Problem to work on
Go through the entries one line at a time, and gather every line that has the word "Optimizer".

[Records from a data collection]
--

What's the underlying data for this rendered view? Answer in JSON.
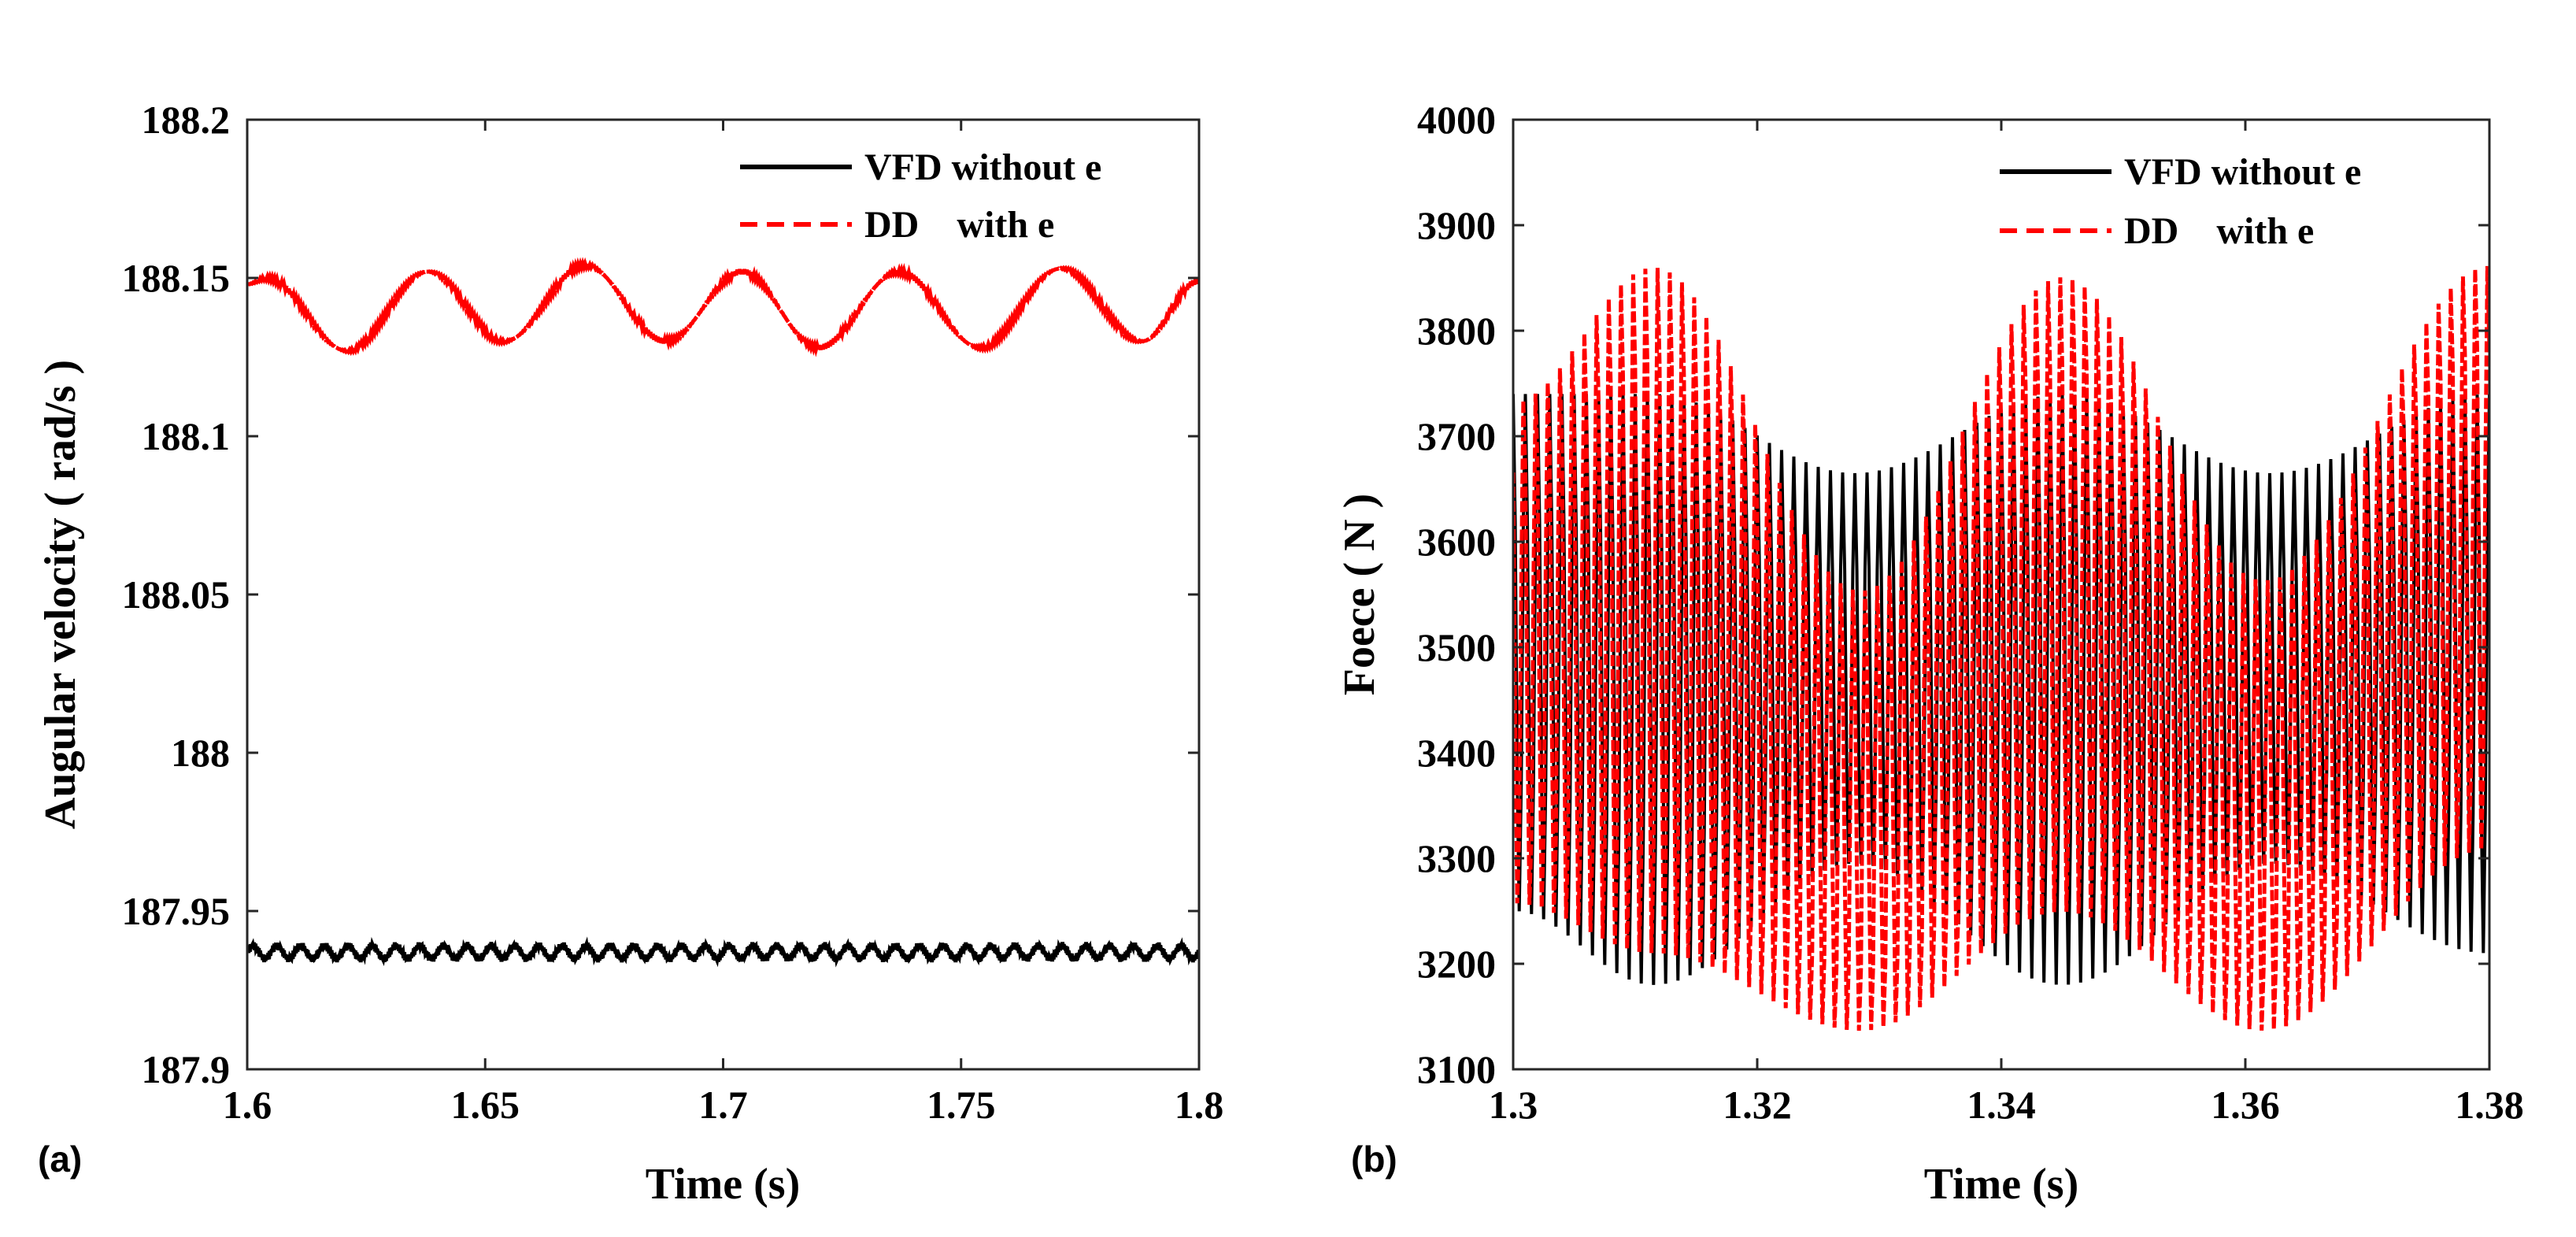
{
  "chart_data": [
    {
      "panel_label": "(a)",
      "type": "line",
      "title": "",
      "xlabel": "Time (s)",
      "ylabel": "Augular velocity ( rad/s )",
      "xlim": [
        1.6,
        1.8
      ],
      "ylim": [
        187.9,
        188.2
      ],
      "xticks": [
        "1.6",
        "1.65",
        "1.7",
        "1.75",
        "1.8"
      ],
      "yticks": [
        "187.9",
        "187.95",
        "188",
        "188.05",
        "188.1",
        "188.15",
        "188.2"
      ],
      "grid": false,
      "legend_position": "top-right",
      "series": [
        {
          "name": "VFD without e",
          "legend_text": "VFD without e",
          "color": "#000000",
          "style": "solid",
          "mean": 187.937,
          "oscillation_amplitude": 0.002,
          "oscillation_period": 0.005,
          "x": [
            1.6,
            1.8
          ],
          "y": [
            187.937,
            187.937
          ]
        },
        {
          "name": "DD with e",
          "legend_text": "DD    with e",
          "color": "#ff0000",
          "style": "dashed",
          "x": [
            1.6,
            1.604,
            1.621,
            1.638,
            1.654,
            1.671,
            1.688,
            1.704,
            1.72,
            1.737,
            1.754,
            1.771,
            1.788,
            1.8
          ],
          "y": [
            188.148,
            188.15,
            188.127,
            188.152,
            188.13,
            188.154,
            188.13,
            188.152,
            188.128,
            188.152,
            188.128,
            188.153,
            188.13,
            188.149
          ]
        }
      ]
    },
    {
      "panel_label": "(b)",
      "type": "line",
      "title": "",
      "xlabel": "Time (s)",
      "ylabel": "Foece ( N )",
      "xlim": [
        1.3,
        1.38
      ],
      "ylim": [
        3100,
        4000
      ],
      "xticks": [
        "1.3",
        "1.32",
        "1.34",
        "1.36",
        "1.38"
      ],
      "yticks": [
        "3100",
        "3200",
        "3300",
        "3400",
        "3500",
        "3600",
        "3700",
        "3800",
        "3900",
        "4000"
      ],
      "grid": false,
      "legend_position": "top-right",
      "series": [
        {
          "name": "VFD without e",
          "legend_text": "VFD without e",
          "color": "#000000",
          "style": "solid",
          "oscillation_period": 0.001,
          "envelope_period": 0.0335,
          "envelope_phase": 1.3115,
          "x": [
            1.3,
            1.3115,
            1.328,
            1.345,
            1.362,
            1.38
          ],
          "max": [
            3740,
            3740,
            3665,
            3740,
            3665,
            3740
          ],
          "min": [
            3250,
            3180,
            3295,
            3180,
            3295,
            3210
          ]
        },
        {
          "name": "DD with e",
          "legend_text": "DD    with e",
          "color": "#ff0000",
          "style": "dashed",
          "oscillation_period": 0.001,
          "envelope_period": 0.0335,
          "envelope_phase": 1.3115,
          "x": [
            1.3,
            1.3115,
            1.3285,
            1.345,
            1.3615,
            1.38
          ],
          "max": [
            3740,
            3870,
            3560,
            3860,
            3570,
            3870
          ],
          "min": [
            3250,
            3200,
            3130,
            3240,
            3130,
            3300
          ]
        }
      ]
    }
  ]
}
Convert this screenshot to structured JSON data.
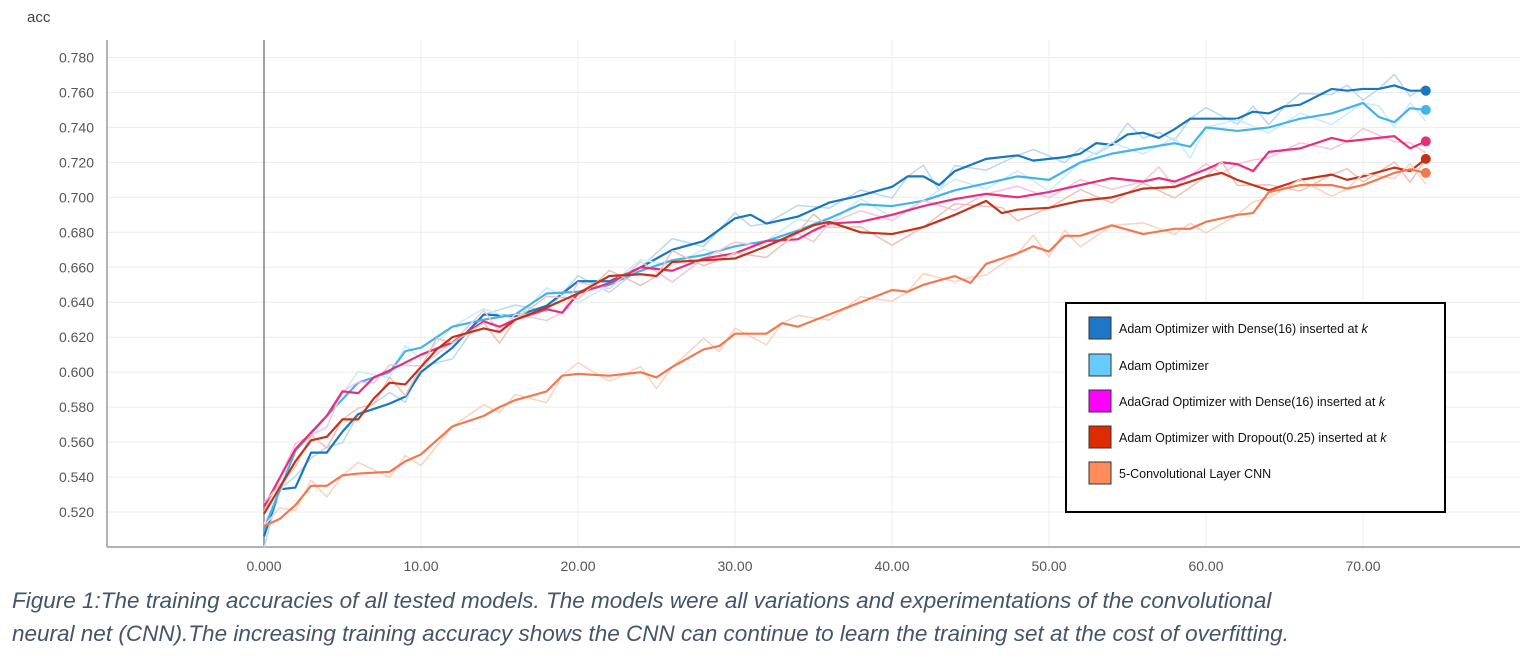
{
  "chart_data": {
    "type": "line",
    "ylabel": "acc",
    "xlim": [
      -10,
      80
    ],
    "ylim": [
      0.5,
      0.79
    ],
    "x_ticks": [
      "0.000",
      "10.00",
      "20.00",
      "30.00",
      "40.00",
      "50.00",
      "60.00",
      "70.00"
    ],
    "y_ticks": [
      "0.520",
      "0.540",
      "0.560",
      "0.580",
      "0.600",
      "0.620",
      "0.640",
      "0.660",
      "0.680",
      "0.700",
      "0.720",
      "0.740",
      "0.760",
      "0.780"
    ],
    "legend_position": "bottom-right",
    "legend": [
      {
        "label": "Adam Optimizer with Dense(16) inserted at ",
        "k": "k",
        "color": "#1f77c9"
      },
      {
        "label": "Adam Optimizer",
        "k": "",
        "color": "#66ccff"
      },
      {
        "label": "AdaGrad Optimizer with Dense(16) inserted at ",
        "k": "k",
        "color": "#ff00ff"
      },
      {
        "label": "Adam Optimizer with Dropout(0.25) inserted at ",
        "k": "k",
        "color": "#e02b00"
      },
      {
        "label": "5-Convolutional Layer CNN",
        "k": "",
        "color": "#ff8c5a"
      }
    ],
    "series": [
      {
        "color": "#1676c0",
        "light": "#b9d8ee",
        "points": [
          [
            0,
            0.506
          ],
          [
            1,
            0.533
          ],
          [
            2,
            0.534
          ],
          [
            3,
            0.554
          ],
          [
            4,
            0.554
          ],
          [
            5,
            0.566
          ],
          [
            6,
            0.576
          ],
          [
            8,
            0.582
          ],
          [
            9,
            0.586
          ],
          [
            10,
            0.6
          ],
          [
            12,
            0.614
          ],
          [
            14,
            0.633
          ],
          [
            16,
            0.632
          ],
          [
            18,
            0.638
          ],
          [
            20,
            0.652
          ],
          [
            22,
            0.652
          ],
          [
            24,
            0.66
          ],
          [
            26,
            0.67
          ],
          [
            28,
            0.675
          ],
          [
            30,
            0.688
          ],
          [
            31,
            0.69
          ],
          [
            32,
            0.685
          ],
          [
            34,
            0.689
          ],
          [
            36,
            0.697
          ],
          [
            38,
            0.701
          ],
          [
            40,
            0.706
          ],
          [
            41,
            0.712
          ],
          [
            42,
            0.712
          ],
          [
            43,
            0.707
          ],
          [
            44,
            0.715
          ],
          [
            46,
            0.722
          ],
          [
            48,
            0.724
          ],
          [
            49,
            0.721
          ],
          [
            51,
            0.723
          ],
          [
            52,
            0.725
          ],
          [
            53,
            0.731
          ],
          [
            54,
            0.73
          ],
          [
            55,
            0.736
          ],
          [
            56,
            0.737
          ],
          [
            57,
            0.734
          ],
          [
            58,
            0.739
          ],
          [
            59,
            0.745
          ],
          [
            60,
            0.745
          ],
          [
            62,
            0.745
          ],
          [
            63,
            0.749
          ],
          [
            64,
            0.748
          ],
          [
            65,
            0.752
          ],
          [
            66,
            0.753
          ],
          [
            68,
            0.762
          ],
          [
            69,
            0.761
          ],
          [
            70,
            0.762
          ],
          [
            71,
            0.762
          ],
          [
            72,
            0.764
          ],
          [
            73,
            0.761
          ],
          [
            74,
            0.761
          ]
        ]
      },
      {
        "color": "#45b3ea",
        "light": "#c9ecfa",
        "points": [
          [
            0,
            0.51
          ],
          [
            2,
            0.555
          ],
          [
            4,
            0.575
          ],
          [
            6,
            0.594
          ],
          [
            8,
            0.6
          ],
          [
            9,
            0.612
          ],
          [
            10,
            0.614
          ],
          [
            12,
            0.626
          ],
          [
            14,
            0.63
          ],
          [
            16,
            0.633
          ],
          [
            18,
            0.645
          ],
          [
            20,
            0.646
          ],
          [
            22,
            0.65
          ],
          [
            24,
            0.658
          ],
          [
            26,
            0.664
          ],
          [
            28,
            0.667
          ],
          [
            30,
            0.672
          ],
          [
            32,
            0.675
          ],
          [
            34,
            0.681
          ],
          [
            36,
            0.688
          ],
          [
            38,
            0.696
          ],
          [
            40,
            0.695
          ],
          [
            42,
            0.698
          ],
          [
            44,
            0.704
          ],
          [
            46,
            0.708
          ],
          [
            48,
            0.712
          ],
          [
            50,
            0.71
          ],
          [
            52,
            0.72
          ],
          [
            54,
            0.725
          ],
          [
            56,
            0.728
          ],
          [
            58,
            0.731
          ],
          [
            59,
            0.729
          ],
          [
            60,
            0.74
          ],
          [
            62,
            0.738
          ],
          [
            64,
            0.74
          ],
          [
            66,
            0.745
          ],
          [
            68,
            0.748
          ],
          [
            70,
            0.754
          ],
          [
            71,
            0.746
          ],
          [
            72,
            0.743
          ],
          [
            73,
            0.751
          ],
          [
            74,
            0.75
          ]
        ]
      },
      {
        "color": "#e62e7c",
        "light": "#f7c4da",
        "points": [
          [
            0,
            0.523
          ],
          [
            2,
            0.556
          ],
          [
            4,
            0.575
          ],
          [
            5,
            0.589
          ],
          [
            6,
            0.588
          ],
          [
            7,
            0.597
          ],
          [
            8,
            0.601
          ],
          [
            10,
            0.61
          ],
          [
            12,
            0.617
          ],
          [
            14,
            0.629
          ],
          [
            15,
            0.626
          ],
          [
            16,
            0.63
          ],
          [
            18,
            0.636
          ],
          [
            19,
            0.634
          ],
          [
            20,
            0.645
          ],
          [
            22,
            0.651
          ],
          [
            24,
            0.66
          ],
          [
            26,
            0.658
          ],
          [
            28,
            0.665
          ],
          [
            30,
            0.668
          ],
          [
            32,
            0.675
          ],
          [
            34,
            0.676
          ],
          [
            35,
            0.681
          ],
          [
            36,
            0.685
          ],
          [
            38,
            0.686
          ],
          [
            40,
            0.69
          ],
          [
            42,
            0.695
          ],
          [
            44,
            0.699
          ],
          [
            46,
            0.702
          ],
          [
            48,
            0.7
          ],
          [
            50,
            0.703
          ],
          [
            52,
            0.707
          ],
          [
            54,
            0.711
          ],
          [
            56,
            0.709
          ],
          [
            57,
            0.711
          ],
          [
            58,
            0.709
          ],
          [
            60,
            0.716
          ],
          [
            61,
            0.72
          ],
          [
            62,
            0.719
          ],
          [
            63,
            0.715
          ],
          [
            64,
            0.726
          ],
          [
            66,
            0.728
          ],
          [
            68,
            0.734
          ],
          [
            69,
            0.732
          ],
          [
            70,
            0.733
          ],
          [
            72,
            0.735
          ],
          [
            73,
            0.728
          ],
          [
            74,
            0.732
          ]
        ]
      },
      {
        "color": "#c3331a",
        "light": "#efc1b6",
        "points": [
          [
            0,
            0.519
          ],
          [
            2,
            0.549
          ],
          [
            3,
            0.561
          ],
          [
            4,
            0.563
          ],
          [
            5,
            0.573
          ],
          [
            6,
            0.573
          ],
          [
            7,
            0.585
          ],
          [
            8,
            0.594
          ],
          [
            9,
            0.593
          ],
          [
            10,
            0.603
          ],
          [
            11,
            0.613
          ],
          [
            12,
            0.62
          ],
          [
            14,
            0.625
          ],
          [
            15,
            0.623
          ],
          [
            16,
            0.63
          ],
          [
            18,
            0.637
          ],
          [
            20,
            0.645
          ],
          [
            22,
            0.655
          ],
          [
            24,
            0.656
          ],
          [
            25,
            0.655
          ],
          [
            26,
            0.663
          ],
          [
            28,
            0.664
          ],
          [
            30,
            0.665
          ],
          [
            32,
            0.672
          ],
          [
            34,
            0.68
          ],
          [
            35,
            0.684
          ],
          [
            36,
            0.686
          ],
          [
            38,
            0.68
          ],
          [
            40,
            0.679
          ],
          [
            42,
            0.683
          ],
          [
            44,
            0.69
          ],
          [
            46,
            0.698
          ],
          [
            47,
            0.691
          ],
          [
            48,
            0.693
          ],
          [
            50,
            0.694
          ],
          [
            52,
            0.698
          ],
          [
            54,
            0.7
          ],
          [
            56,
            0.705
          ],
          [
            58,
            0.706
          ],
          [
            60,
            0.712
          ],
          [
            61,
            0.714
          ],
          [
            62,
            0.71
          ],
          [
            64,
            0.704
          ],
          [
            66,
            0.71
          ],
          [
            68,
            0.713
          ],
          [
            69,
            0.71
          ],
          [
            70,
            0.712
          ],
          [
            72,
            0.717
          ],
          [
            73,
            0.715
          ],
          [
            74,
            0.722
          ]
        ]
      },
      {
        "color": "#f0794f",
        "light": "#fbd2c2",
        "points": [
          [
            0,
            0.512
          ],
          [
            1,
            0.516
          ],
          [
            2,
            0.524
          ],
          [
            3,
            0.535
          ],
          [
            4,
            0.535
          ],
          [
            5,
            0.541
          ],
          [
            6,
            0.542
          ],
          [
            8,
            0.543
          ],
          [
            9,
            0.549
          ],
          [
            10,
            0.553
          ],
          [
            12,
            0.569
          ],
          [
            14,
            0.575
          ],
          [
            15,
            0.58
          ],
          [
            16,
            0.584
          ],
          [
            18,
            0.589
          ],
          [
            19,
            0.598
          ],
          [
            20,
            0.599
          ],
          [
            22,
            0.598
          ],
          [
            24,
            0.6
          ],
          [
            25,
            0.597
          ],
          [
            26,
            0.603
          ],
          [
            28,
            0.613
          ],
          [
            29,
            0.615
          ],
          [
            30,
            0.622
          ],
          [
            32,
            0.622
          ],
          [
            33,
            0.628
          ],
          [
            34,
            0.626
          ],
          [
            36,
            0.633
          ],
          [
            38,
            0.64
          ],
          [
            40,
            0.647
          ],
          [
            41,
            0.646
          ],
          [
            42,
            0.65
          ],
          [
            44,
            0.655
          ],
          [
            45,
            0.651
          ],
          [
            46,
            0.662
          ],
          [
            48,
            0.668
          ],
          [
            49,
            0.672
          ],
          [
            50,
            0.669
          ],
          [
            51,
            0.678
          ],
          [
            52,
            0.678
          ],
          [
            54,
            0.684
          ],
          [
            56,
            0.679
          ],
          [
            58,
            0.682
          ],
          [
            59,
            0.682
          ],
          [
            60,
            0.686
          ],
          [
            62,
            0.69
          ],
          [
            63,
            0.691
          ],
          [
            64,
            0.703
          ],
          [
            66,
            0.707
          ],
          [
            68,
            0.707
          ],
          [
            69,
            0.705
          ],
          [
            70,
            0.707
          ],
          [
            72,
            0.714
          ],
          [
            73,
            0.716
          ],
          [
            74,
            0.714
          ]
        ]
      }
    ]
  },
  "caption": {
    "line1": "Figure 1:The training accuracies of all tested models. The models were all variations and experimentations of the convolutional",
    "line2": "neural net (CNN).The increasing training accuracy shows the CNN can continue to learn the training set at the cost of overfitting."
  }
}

--

Solution to this problem
        "label": "Adam Optimizer with Dense(16) inserted at ",
        "label": "Adam Optimizer",
        "label": "AdaGrad Optimizer with Dense(16) inserted at ",
        "label": "Adam Optimizer with Dropout(0.25) inserted at ",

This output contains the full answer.